Given exercise: Below are the records. List every line holding the word "Accumulated".

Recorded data

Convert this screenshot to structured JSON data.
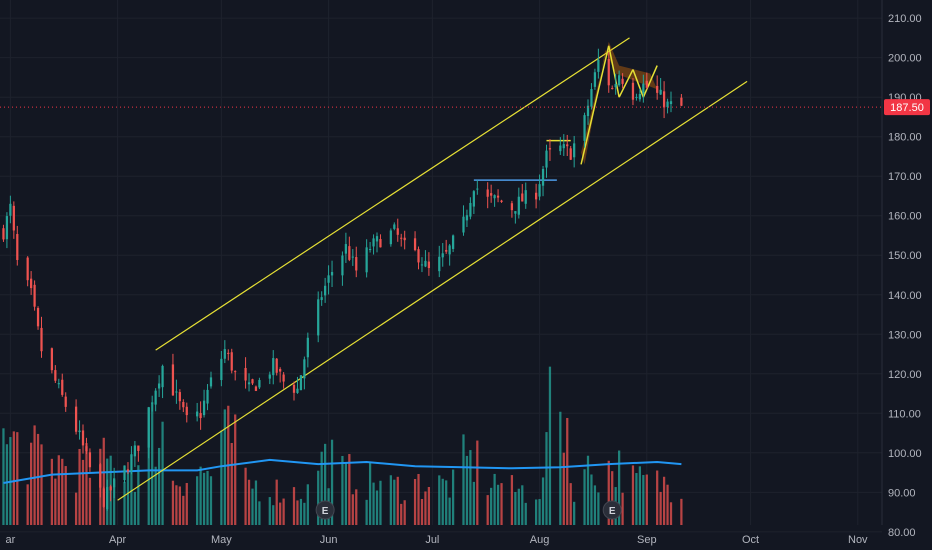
{
  "chart_data": {
    "type": "candlestick",
    "colors": {
      "background": "#131722",
      "up": "#26a69a",
      "down": "#ef5350",
      "volume_ma": "#2196f3",
      "channel": "#e6e035",
      "horizontal_line": "#4d9ae6",
      "pattern_fill": "#f57c00",
      "grid": "#1e222d",
      "price_line": "#f23645"
    },
    "y_ticks": [
      "210.00",
      "200.00",
      "190.00",
      "180.00",
      "170.00",
      "160.00",
      "150.00",
      "140.00",
      "130.00",
      "120.00",
      "110.00",
      "100.00",
      "90.00",
      "80.00"
    ],
    "y_tick_values": [
      210,
      200,
      190,
      180,
      170,
      160,
      150,
      140,
      130,
      120,
      110,
      100,
      90,
      80
    ],
    "ylim": [
      75.4,
      214.6
    ],
    "x_ticks": [
      "ar",
      "Apr",
      "May",
      "Jun",
      "Jul",
      "Aug",
      "Sep",
      "Oct",
      "Nov"
    ],
    "x_tick_dates": [
      "2023-03-01",
      "2023-04-01",
      "2023-05-01",
      "2023-06-01",
      "2023-07-01",
      "2023-08-01",
      "2023-09-01",
      "2023-10-01",
      "2023-11-01"
    ],
    "xlim": [
      "2023-02-26",
      "2023-11-08"
    ],
    "current_price": {
      "label": "187.50",
      "value": 187.5
    },
    "earnings_markers": [
      {
        "label": "E",
        "date": "2023-05-31"
      },
      {
        "label": "E",
        "date": "2023-08-22"
      }
    ],
    "candle_anchors": [
      [
        "2023-02-27",
        156
      ],
      [
        "2023-03-01",
        162
      ],
      [
        "2023-03-03",
        148
      ],
      [
        "2023-03-07",
        140
      ],
      [
        "2023-03-10",
        126
      ],
      [
        "2023-03-14",
        118
      ],
      [
        "2023-03-17",
        112
      ],
      [
        "2023-03-21",
        104
      ],
      [
        "2023-03-24",
        96
      ],
      [
        "2023-03-28",
        88
      ],
      [
        "2023-03-31",
        92
      ],
      [
        "2023-04-04",
        97
      ],
      [
        "2023-04-07",
        102
      ],
      [
        "2023-04-11",
        114
      ],
      [
        "2023-04-14",
        122
      ],
      [
        "2023-04-18",
        114
      ],
      [
        "2023-04-21",
        108
      ],
      [
        "2023-04-25",
        110
      ],
      [
        "2023-04-28",
        118
      ],
      [
        "2023-05-02",
        126
      ],
      [
        "2023-05-05",
        120
      ],
      [
        "2023-05-09",
        116
      ],
      [
        "2023-05-12",
        118
      ],
      [
        "2023-05-16",
        122
      ],
      [
        "2023-05-19",
        118
      ],
      [
        "2023-05-23",
        116
      ],
      [
        "2023-05-26",
        128
      ],
      [
        "2023-05-30",
        140
      ],
      [
        "2023-06-02",
        146
      ],
      [
        "2023-06-06",
        152
      ],
      [
        "2023-06-09",
        146
      ],
      [
        "2023-06-13",
        152
      ],
      [
        "2023-06-16",
        154
      ],
      [
        "2023-06-20",
        156
      ],
      [
        "2023-06-23",
        152
      ],
      [
        "2023-06-27",
        150
      ],
      [
        "2023-06-30",
        146
      ],
      [
        "2023-07-05",
        150
      ],
      [
        "2023-07-10",
        158
      ],
      [
        "2023-07-13",
        168
      ],
      [
        "2023-07-17",
        164
      ],
      [
        "2023-07-20",
        164
      ],
      [
        "2023-07-24",
        162
      ],
      [
        "2023-07-27",
        164
      ],
      [
        "2023-07-31",
        166
      ],
      [
        "2023-08-03",
        175
      ],
      [
        "2023-08-07",
        177
      ],
      [
        "2023-08-10",
        176
      ],
      [
        "2023-08-14",
        184
      ],
      [
        "2023-08-16",
        192
      ],
      [
        "2023-08-18",
        199
      ],
      [
        "2023-08-22",
        192
      ],
      [
        "2023-08-24",
        196
      ],
      [
        "2023-08-28",
        191
      ],
      [
        "2023-08-31",
        193
      ],
      [
        "2023-09-05",
        190
      ],
      [
        "2023-09-07",
        188
      ],
      [
        "2023-09-11",
        187.5
      ]
    ],
    "volume_bars": [
      [
        "2023-02-27",
        92
      ],
      [
        "2023-03-06",
        80
      ],
      [
        "2023-03-13",
        72
      ],
      [
        "2023-03-20",
        66
      ],
      [
        "2023-03-27",
        72
      ],
      [
        "2023-04-03",
        65
      ],
      [
        "2023-04-10",
        108
      ],
      [
        "2023-04-17",
        55
      ],
      [
        "2023-04-24",
        60
      ],
      [
        "2023-05-01",
        98
      ],
      [
        "2023-05-08",
        46
      ],
      [
        "2023-05-15",
        40
      ],
      [
        "2023-05-22",
        38
      ],
      [
        "2023-05-29",
        76
      ],
      [
        "2023-06-05",
        58
      ],
      [
        "2023-06-12",
        50
      ],
      [
        "2023-06-19",
        44
      ],
      [
        "2023-06-26",
        48
      ],
      [
        "2023-07-03",
        46
      ],
      [
        "2023-07-10",
        72
      ],
      [
        "2023-07-17",
        50
      ],
      [
        "2023-07-24",
        40
      ],
      [
        "2023-07-31",
        42
      ],
      [
        "2023-08-03",
        126
      ],
      [
        "2023-08-10",
        48
      ],
      [
        "2023-08-14",
        62
      ],
      [
        "2023-08-21",
        66
      ],
      [
        "2023-08-28",
        50
      ],
      [
        "2023-09-04",
        48
      ],
      [
        "2023-09-11",
        46
      ]
    ],
    "volume_ma": [
      [
        "2023-02-27",
        40
      ],
      [
        "2023-03-13",
        48
      ],
      [
        "2023-03-27",
        50
      ],
      [
        "2023-04-10",
        52
      ],
      [
        "2023-04-24",
        52
      ],
      [
        "2023-05-01",
        56
      ],
      [
        "2023-05-15",
        62
      ],
      [
        "2023-05-29",
        58
      ],
      [
        "2023-06-12",
        60
      ],
      [
        "2023-06-26",
        56
      ],
      [
        "2023-07-10",
        55
      ],
      [
        "2023-07-24",
        54
      ],
      [
        "2023-08-07",
        55
      ],
      [
        "2023-08-21",
        58
      ],
      [
        "2023-09-04",
        60
      ],
      [
        "2023-09-11",
        58
      ]
    ],
    "drawings": {
      "channel_upper": [
        [
          "2023-04-12",
          126
        ],
        [
          "2023-08-27",
          205
        ]
      ],
      "channel_lower": [
        [
          "2023-04-01",
          88
        ],
        [
          "2023-09-30",
          194
        ]
      ],
      "horizontal_lines": [
        {
          "start": [
            "2023-07-13",
            169
          ],
          "end": [
            "2023-08-06",
            169
          ]
        },
        {
          "start": [
            "2023-08-03",
            179
          ],
          "end": [
            "2023-08-10",
            179
          ]
        }
      ],
      "wedge_fill": [
        [
          "2023-08-14",
          173
        ],
        [
          "2023-08-20",
          202
        ],
        [
          "2023-08-23",
          196
        ],
        [
          "2023-09-04",
          192
        ],
        [
          "2023-09-02",
          196
        ],
        [
          "2023-08-24",
          198
        ],
        [
          "2023-08-21",
          204
        ],
        [
          "2023-08-13",
          176
        ]
      ],
      "wedge_lines": [
        [
          [
            "2023-08-13",
            173
          ],
          [
            "2023-08-21",
            203
          ]
        ],
        [
          [
            "2023-08-21",
            203
          ],
          [
            "2023-08-24",
            190
          ]
        ],
        [
          [
            "2023-08-24",
            190
          ],
          [
            "2023-08-28",
            197
          ]
        ],
        [
          [
            "2023-08-28",
            197
          ],
          [
            "2023-08-31",
            190
          ]
        ],
        [
          [
            "2023-08-31",
            190
          ],
          [
            "2023-09-04",
            198
          ]
        ]
      ]
    }
  }
}
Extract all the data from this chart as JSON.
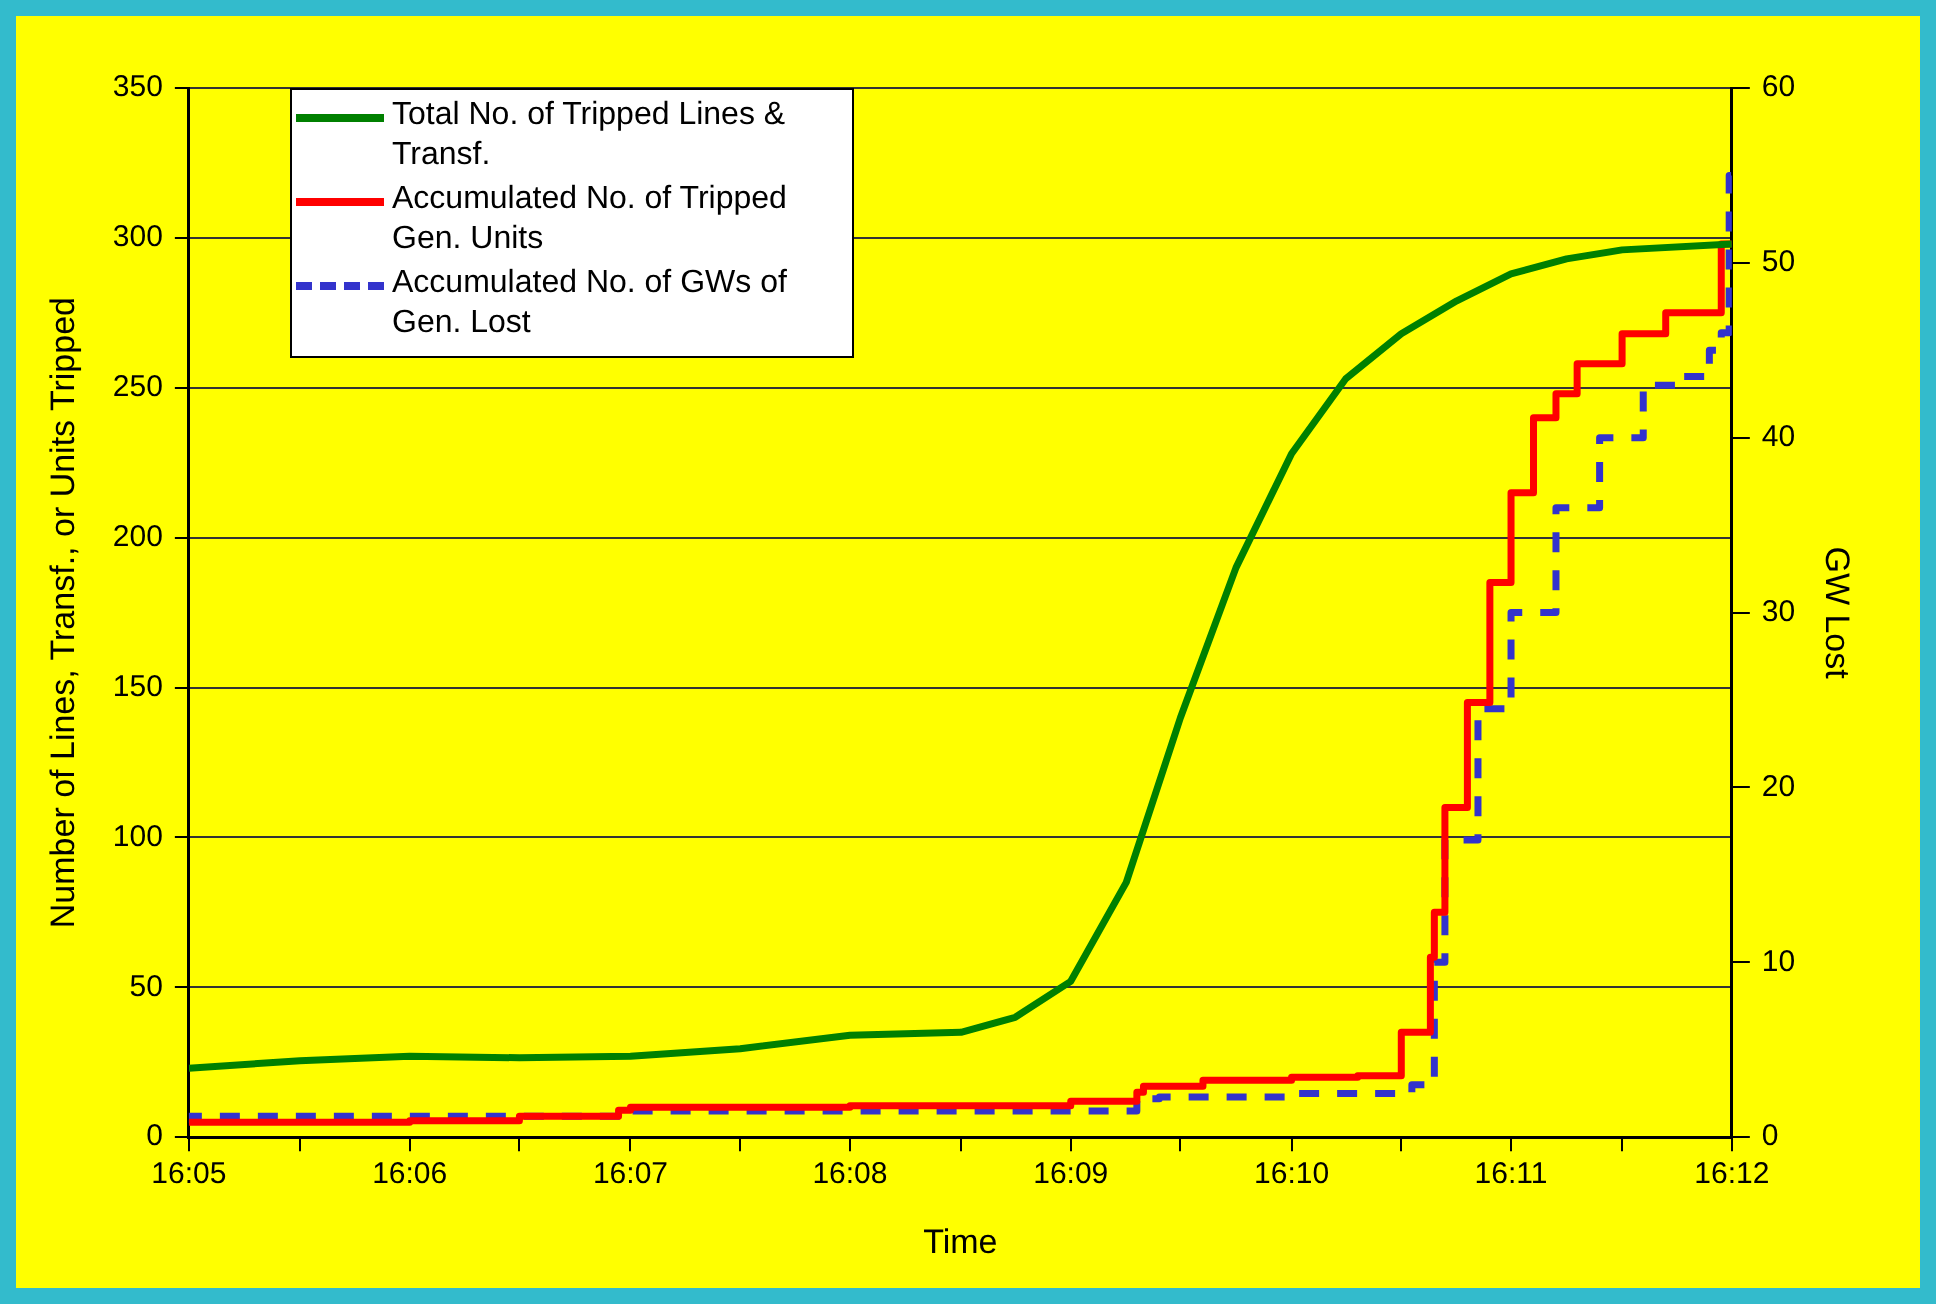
{
  "chart_data": {
    "type": "line",
    "xlabel": "Time",
    "ylabel": "Number of Lines, Transf., or Units Tripped",
    "y2label": "GW Lost",
    "xlim": [
      16.0833,
      16.2
    ],
    "xticks": [
      {
        "value": 16.0833,
        "label": "16:05"
      },
      {
        "value": 16.0917,
        "label": null
      },
      {
        "value": 16.1,
        "label": "16:06"
      },
      {
        "value": 16.1083,
        "label": null
      },
      {
        "value": 16.1167,
        "label": "16:07"
      },
      {
        "value": 16.125,
        "label": null
      },
      {
        "value": 16.1333,
        "label": "16:08"
      },
      {
        "value": 16.1417,
        "label": null
      },
      {
        "value": 16.15,
        "label": "16:09"
      },
      {
        "value": 16.1583,
        "label": null
      },
      {
        "value": 16.1667,
        "label": "16:10"
      },
      {
        "value": 16.175,
        "label": null
      },
      {
        "value": 16.1833,
        "label": "16:11"
      },
      {
        "value": 16.1917,
        "label": null
      },
      {
        "value": 16.2,
        "label": "16:12"
      }
    ],
    "ylim": [
      0,
      350
    ],
    "yticks": [
      0,
      50,
      100,
      150,
      200,
      250,
      300,
      350
    ],
    "y2lim": [
      0,
      60
    ],
    "y2ticks": [
      0,
      10,
      20,
      30,
      40,
      50,
      60
    ],
    "grid": "y",
    "legend": "top left",
    "marker": "none",
    "series": [
      {
        "name": "Total No. of Tripped Lines & Transf.",
        "color": "#008000",
        "type": "line",
        "line_style": "solid",
        "x": [
          16.0833,
          16.0917,
          16.1,
          16.1083,
          16.1167,
          16.125,
          16.1333,
          16.1417,
          16.1458,
          16.15,
          16.1542,
          16.1583,
          16.1625,
          16.1667,
          16.1708,
          16.175,
          16.1792,
          16.1833,
          16.1875,
          16.1917,
          16.2
        ],
        "values": [
          23,
          25.5,
          27,
          26.5,
          27,
          29.5,
          34,
          35,
          40,
          52,
          85,
          140,
          190,
          228,
          253,
          268,
          279,
          288,
          293,
          296,
          298
        ]
      },
      {
        "name": "Accumulated No. of Tripped Gen. Units",
        "color": "#ff0000",
        "type": "step",
        "line_style": "solid",
        "x": [
          16.0833,
          16.1,
          16.1083,
          16.1158,
          16.1167,
          16.1333,
          16.15,
          16.155,
          16.1555,
          16.16,
          16.1667,
          16.1717,
          16.175,
          16.1772,
          16.1775,
          16.1783,
          16.18,
          16.1817,
          16.1833,
          16.185,
          16.1867,
          16.1883,
          16.1917,
          16.195,
          16.1992,
          16.2
        ],
        "values": [
          5,
          5,
          5.5,
          7,
          9,
          10,
          10.5,
          12,
          15,
          17,
          19,
          20,
          20.5,
          35,
          60,
          75,
          110,
          145,
          185,
          215,
          240,
          248,
          258,
          268,
          275,
          298
        ]
      },
      {
        "name": "Accumulated No. of GWs of Gen. Lost",
        "color": "#3333cc",
        "type": "step",
        "axis": "y2",
        "line_style": "dashed",
        "x": [
          16.0833,
          16.1167,
          16.155,
          16.1567,
          16.1667,
          16.1758,
          16.1775,
          16.1783,
          16.1808,
          16.1833,
          16.1867,
          16.19,
          16.1933,
          16.1958,
          16.1983,
          16.1992,
          16.1998,
          16.2
        ],
        "values": [
          0.8,
          1.2,
          1.5,
          2.2,
          2.3,
          2.5,
          3,
          10,
          17,
          24.5,
          30,
          36,
          40,
          43,
          43.5,
          45,
          46,
          55
        ]
      }
    ]
  }
}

Solved problem:
        "name": "Accumulated No. of Tripped Gen. Units",
        "name": "Accumulated No. of GWs of Gen. Lost",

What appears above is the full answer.